* Begin Material provided *

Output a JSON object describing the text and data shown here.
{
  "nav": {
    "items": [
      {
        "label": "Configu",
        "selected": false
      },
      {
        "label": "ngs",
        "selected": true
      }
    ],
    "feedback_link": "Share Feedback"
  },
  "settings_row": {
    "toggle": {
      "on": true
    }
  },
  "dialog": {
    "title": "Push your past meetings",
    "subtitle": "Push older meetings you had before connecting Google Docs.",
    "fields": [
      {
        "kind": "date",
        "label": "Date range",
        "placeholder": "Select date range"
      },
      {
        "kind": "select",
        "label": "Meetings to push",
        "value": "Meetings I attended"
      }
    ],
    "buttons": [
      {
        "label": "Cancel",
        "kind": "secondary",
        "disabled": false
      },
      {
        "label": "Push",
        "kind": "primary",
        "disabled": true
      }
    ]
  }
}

* End Material provided *

Exercise details: Spot every line that holds "kind" and copy it.

Task output:
        "kind": "date",
        "kind": "select",
        "kind": "secondary",
        "kind": "primary",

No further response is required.